_Material_:
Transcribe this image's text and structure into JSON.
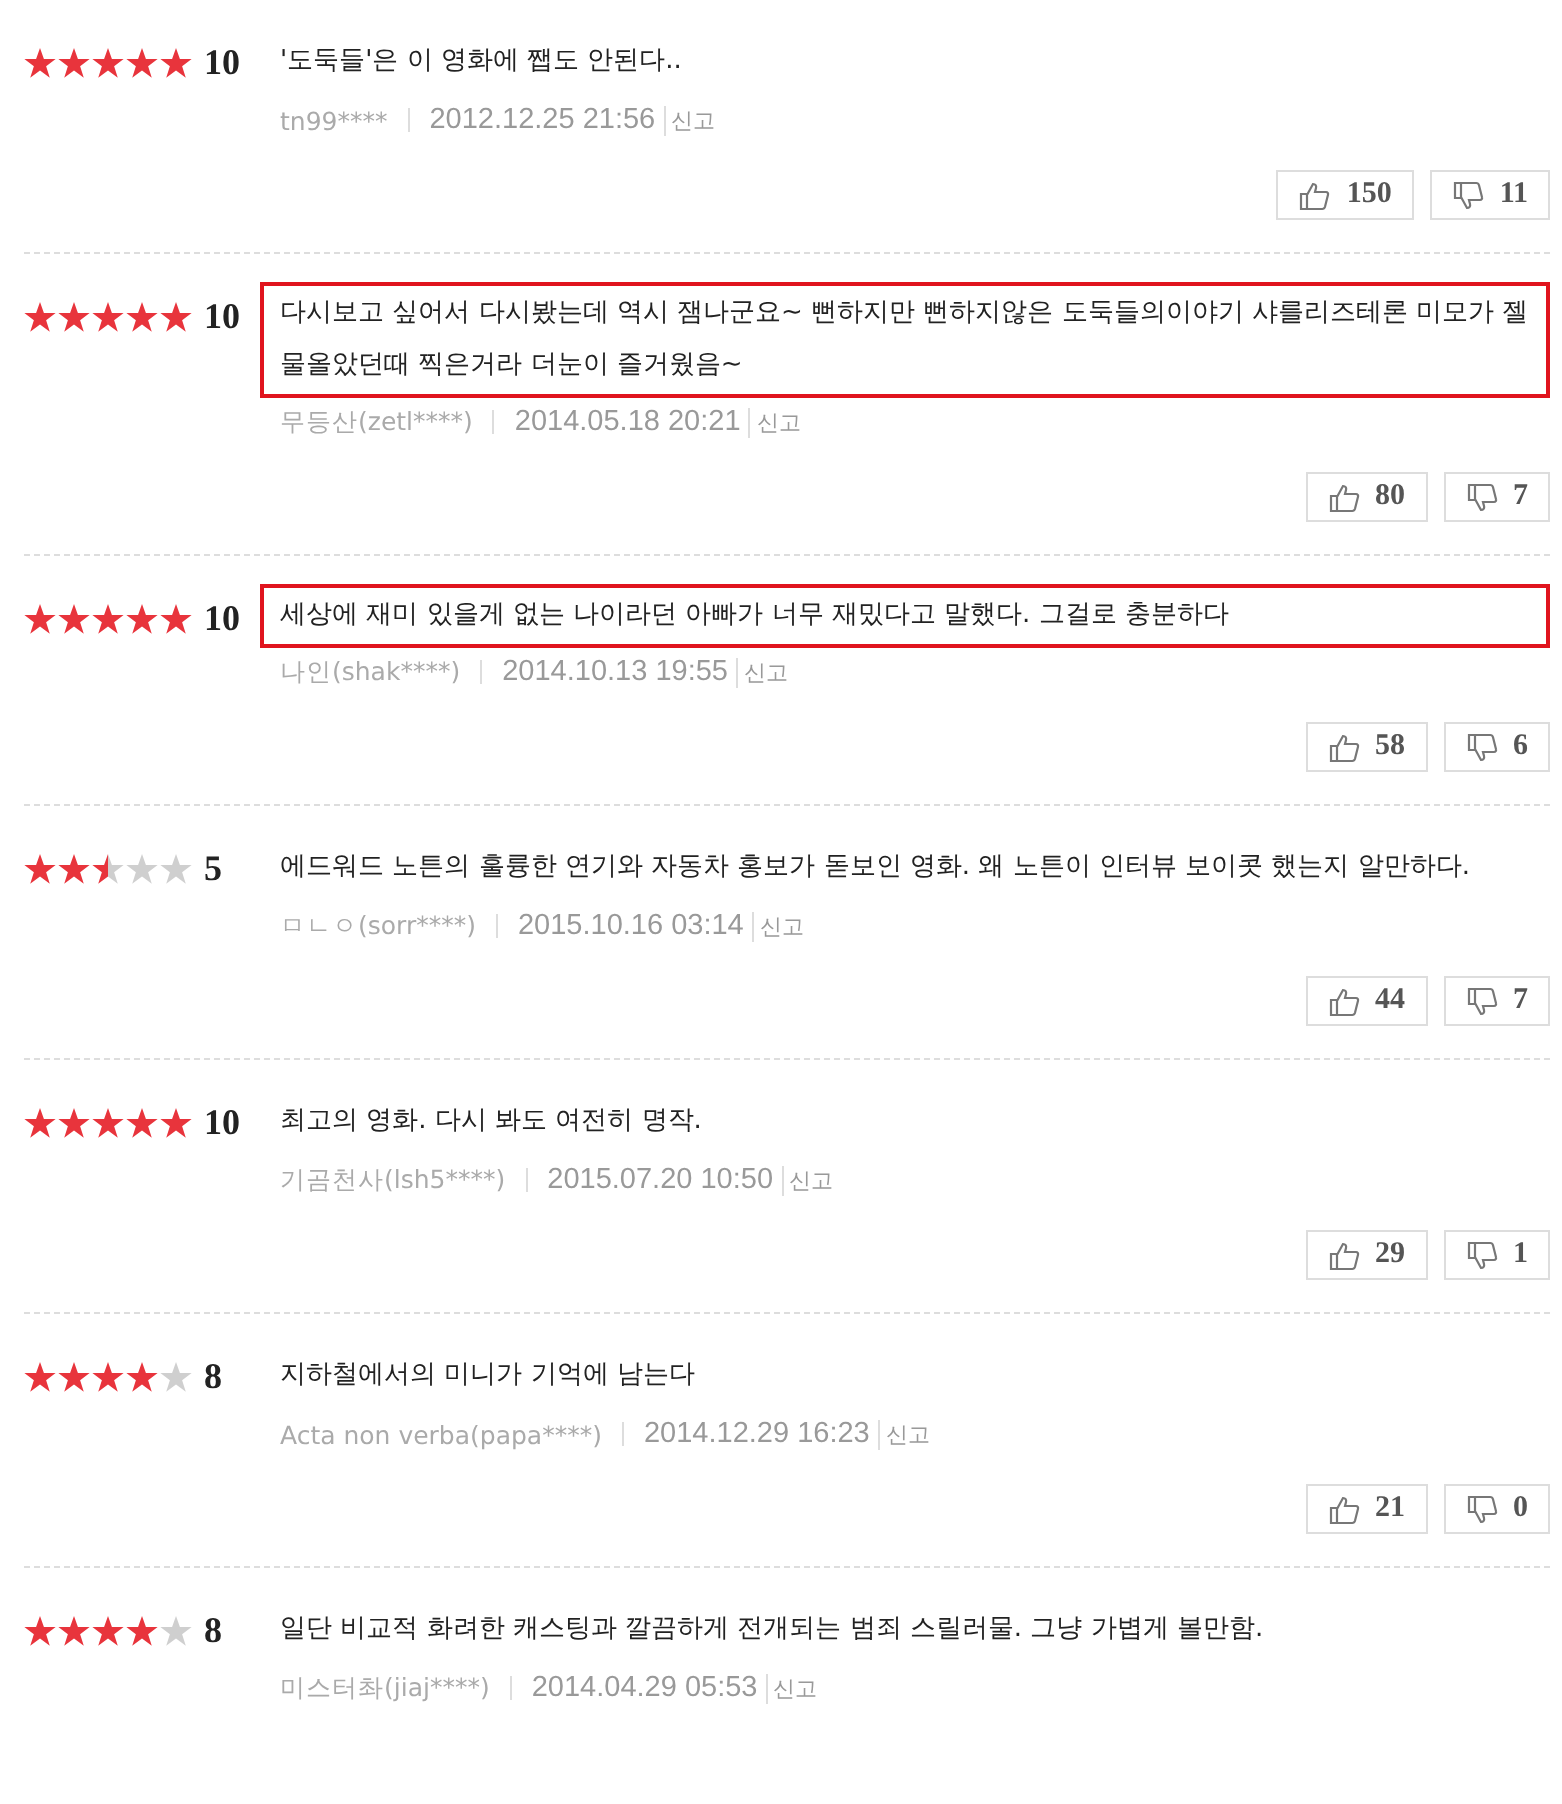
{
  "reviews": [
    {
      "stars": 5,
      "score": "10",
      "text": "'도둑들'은 이 영화에 쨉도 안된다..",
      "highlighted": false,
      "author": "tn99****",
      "date": "2012.12.25 21:56",
      "report": "신고",
      "likes": "150",
      "dislikes": "11"
    },
    {
      "stars": 5,
      "score": "10",
      "text": "다시보고 싶어서 다시봤는데 역시 잼나군요~ 뻔하지만 뻔하지않은 도둑들의이야기 샤를리즈테론 미모가 젤 물올았던때 찍은거라 더눈이 즐거웠음~",
      "highlighted": true,
      "author": "무등산(zetl****)",
      "date": "2014.05.18 20:21",
      "report": "신고",
      "likes": "80",
      "dislikes": "7"
    },
    {
      "stars": 5,
      "score": "10",
      "text": "세상에 재미 있을게 없는 나이라던 아빠가 너무 재밌다고 말했다. 그걸로 충분하다",
      "highlighted": true,
      "author": "나인(shak****)",
      "date": "2014.10.13 19:55",
      "report": "신고",
      "likes": "58",
      "dislikes": "6"
    },
    {
      "stars": 2.5,
      "score": "5",
      "text": "에드워드 노튼의 훌륭한 연기와 자동차 홍보가 돋보인 영화. 왜 노튼이 인터뷰 보이콧 했는지 알만하다.",
      "highlighted": false,
      "author": "ㅁㄴㅇ(sorr****)",
      "date": "2015.10.16 03:14",
      "report": "신고",
      "likes": "44",
      "dislikes": "7"
    },
    {
      "stars": 5,
      "score": "10",
      "text": "최고의 영화. 다시 봐도 여전히 명작.",
      "highlighted": false,
      "author": "기곰천사(lsh5****)",
      "date": "2015.07.20 10:50",
      "report": "신고",
      "likes": "29",
      "dislikes": "1"
    },
    {
      "stars": 4,
      "score": "8",
      "text": "지하철에서의 미니가 기억에 남는다",
      "highlighted": false,
      "author": "Acta non verba(papa****)",
      "date": "2014.12.29 16:23",
      "report": "신고",
      "likes": "21",
      "dislikes": "0"
    },
    {
      "stars": 4,
      "score": "8",
      "text": "일단 비교적 화려한 캐스팅과 깔끔하게 전개되는 범죄 스릴러물. 그냥 가볍게 볼만함.",
      "highlighted": false,
      "author": "미스터촤(jiaj****)",
      "date": "2014.04.29 05:53",
      "report": "신고"
    }
  ]
}
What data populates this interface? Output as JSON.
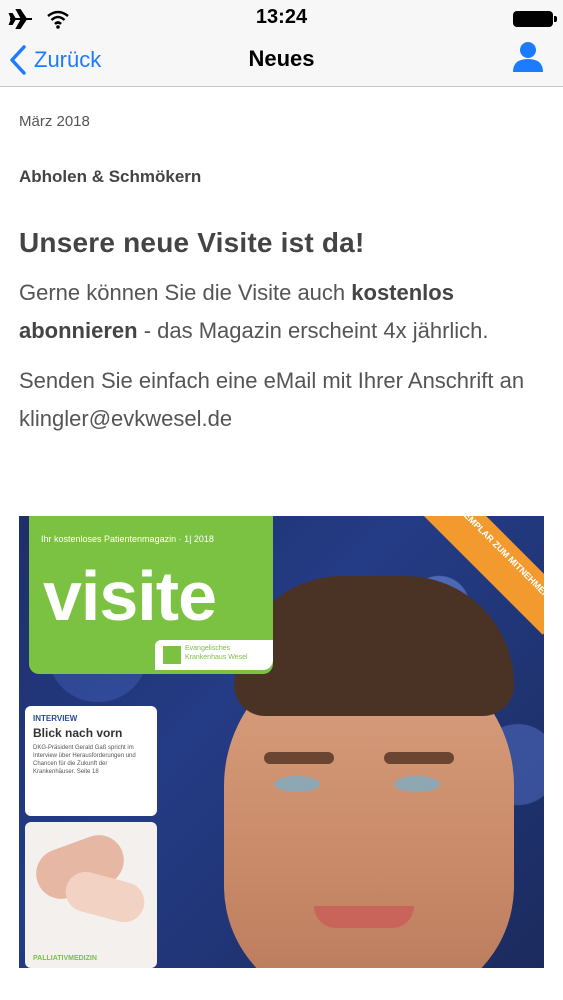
{
  "status_bar": {
    "time": "13:24"
  },
  "nav": {
    "back_label": "Zurück",
    "title": "Neues"
  },
  "article": {
    "date": "März 2018",
    "section": "Abholen & Schmökern",
    "headline": "Unsere neue Visite ist da!",
    "para1_pre": "Gerne können Sie die Visite auch ",
    "para1_bold": "kostenlos abonnieren",
    "para1_post": " - das Magazin erscheint 4x jährlich.",
    "para2": "Senden Sie einfach eine eMail mit Ihrer Anschrift an klingler@evkwesel.de"
  },
  "cover": {
    "tagline": "Ihr kostenloses Patientenmagazin · 1| 2018",
    "logo_word": "visite",
    "hospital": "Evangelisches Krankenhaus Wesel",
    "ribbon": "IHR EXEMPLAR ZUM MITNEHMEN!",
    "card_kicker": "INTERVIEW",
    "card_title": "Blick nach vorn",
    "card_text": "DKG-Präsident Gerald Gaß spricht im Interview über Herausforderungen und Chancen für die Zukunft der Krankenhäuser.   Seite 18",
    "photo_label": "PALLIATIVMEDIZIN"
  },
  "colors": {
    "accent": "#1d7bff",
    "visite_green": "#7bc142",
    "ribbon_orange": "#f29a2e"
  }
}
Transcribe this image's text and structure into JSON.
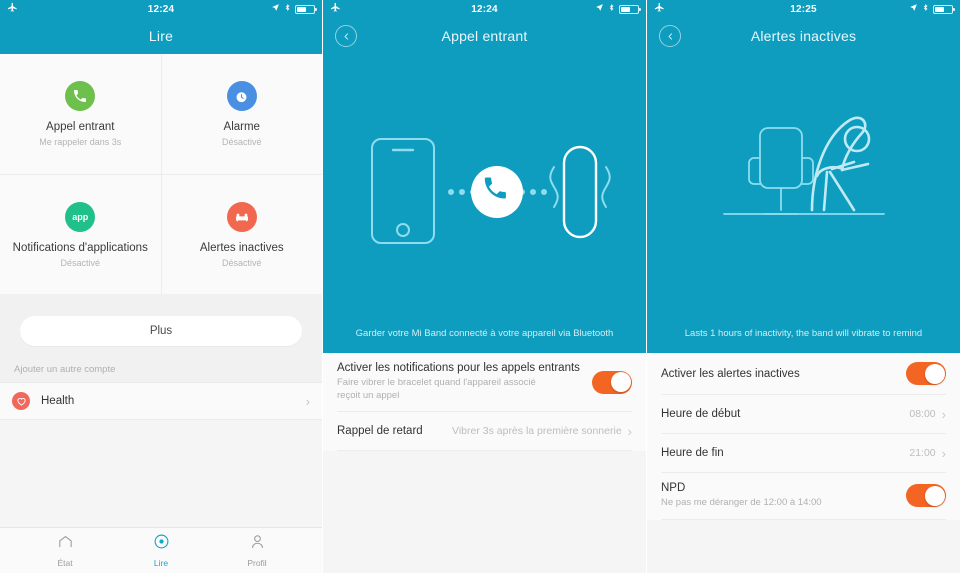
{
  "theme": {
    "teal": "#0e9dbf",
    "orange": "#f26522",
    "page_bg": "#fafafa"
  },
  "panel1": {
    "status": {
      "time": "12:24",
      "airplane_icon": "airplane-icon",
      "location_icon": "location-arrow-icon",
      "bluetooth_icon": "bluetooth-icon",
      "battery_icon": "battery-icon"
    },
    "nav": {
      "title": "Lire"
    },
    "grid": [
      {
        "icon": "phone-icon",
        "color": "#6dc04b",
        "title": "Appel entrant",
        "subtitle": "Me rappeler dans 3s"
      },
      {
        "icon": "alarm-clock-icon",
        "color": "#4a90e2",
        "title": "Alarme",
        "subtitle": "Désactivé"
      },
      {
        "icon": "app-badge-icon",
        "color": "#1fc08a",
        "title": "Notifications d'applications",
        "subtitle": "Désactivé"
      },
      {
        "icon": "sofa-icon",
        "color": "#f2674f",
        "title": "Alertes inactives",
        "subtitle": "Désactivé"
      }
    ],
    "more_button": "Plus",
    "accounts_label": "Ajouter un autre compte",
    "account": {
      "icon": "health-heart-icon",
      "name": "Health",
      "chevron": "›"
    },
    "tabs": [
      {
        "icon": "home-icon",
        "label": "État",
        "active": false
      },
      {
        "icon": "target-icon",
        "label": "Lire",
        "active": true
      },
      {
        "icon": "person-icon",
        "label": "Profil",
        "active": false
      }
    ]
  },
  "panel2": {
    "status": {
      "time": "12:24"
    },
    "nav": {
      "back_icon": "chevron-left-icon",
      "title": "Appel entrant"
    },
    "hero": {
      "art": "phone-call-band-illustration",
      "caption": "Garder votre Mi Band connecté à votre appareil via Bluetooth"
    },
    "rows": [
      {
        "name": "enable-incoming-call-notifications",
        "title": "Activer les notifications pour les appels entrants",
        "subtitle": "Faire vibrer le bracelet quand l'appareil associé reçoit un appel",
        "control": "toggle",
        "toggle_on": true
      },
      {
        "name": "delayed-reminder",
        "title": "Rappel de retard",
        "value": "Vibrer 3s après la première sonnerie",
        "control": "chevron",
        "chevron": "›"
      }
    ]
  },
  "panel3": {
    "status": {
      "time": "12:25"
    },
    "nav": {
      "back_icon": "chevron-left-icon",
      "title": "Alertes inactives"
    },
    "hero": {
      "art": "chair-stretching-person-illustration",
      "caption": "Lasts 1 hours of inactivity, the band will vibrate to remind"
    },
    "rows": [
      {
        "name": "enable-inactivity-alerts",
        "title": "Activer les alertes inactives",
        "control": "toggle",
        "toggle_on": true
      },
      {
        "name": "start-time",
        "title": "Heure de début",
        "value": "08:00",
        "control": "chevron",
        "chevron": "›"
      },
      {
        "name": "end-time",
        "title": "Heure de fin",
        "value": "21:00",
        "control": "chevron",
        "chevron": "›"
      },
      {
        "name": "dnd",
        "title": "NPD",
        "subtitle": "Ne pas me déranger de 12:00 à 14:00",
        "control": "toggle",
        "toggle_on": true
      }
    ]
  }
}
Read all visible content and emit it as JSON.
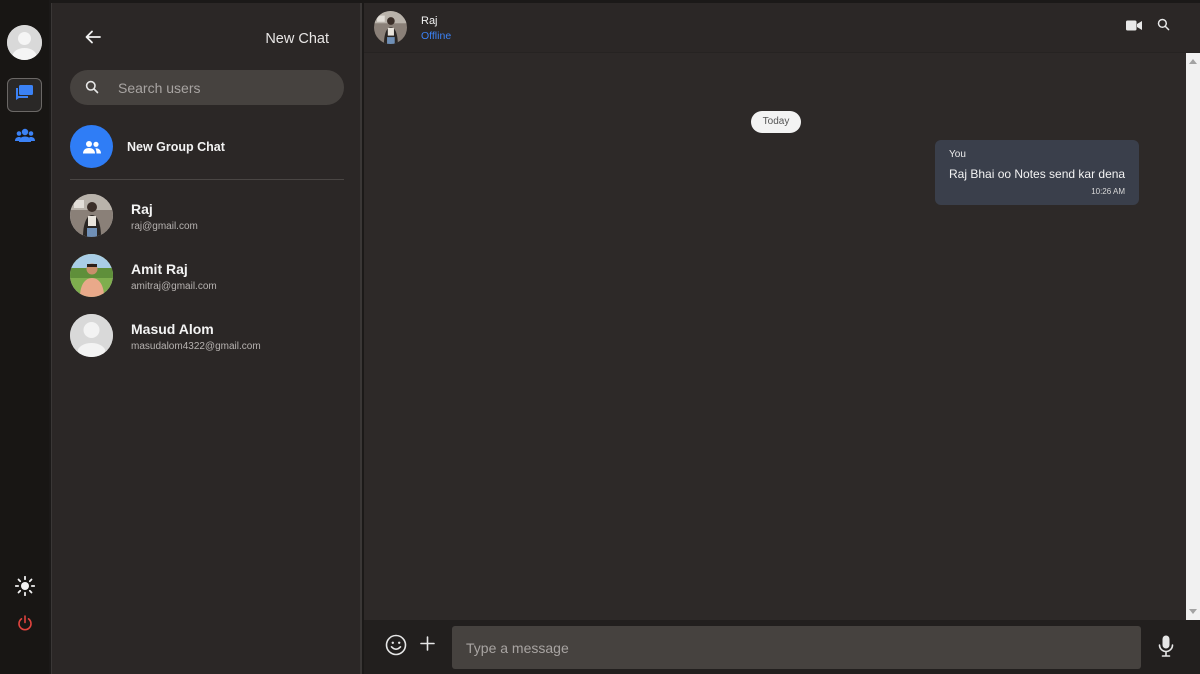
{
  "rail": {
    "icons": [
      "user-avatar",
      "chat-icon",
      "groups-icon",
      "sun-icon",
      "power-icon"
    ],
    "active_color": "#3b82f6",
    "power_color": "#e0443e"
  },
  "sidebar": {
    "title": "New Chat",
    "search": {
      "placeholder": "Search users"
    },
    "new_group_label": "New Group Chat",
    "contacts": [
      {
        "name": "Raj",
        "email": "raj@gmail.com",
        "avatar": "photo"
      },
      {
        "name": "Amit Raj",
        "email": "amitraj@gmail.com",
        "avatar": "photo"
      },
      {
        "name": "Masud Alom",
        "email": "masudalom4322@gmail.com",
        "avatar": "default"
      }
    ]
  },
  "chat": {
    "contact_name": "Raj",
    "status": "Offline",
    "status_color": "#3b82f6",
    "date_label": "Today",
    "messages": [
      {
        "sender": "You",
        "text": "Raj Bhai oo Notes send kar dena",
        "time": "10:26 AM",
        "outgoing": true
      }
    ],
    "composer": {
      "placeholder": "Type a message"
    }
  },
  "colors": {
    "accent": "#2f7df6",
    "bubble": "#3a3f4b",
    "panel": "#2b2726"
  }
}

_Written exercise_:
Using the records above, find and show each line with the string "illustration".

_Solution_:
      "art": "phone-call-band-illustration",
      "art": "chair-stretching-person-illustration",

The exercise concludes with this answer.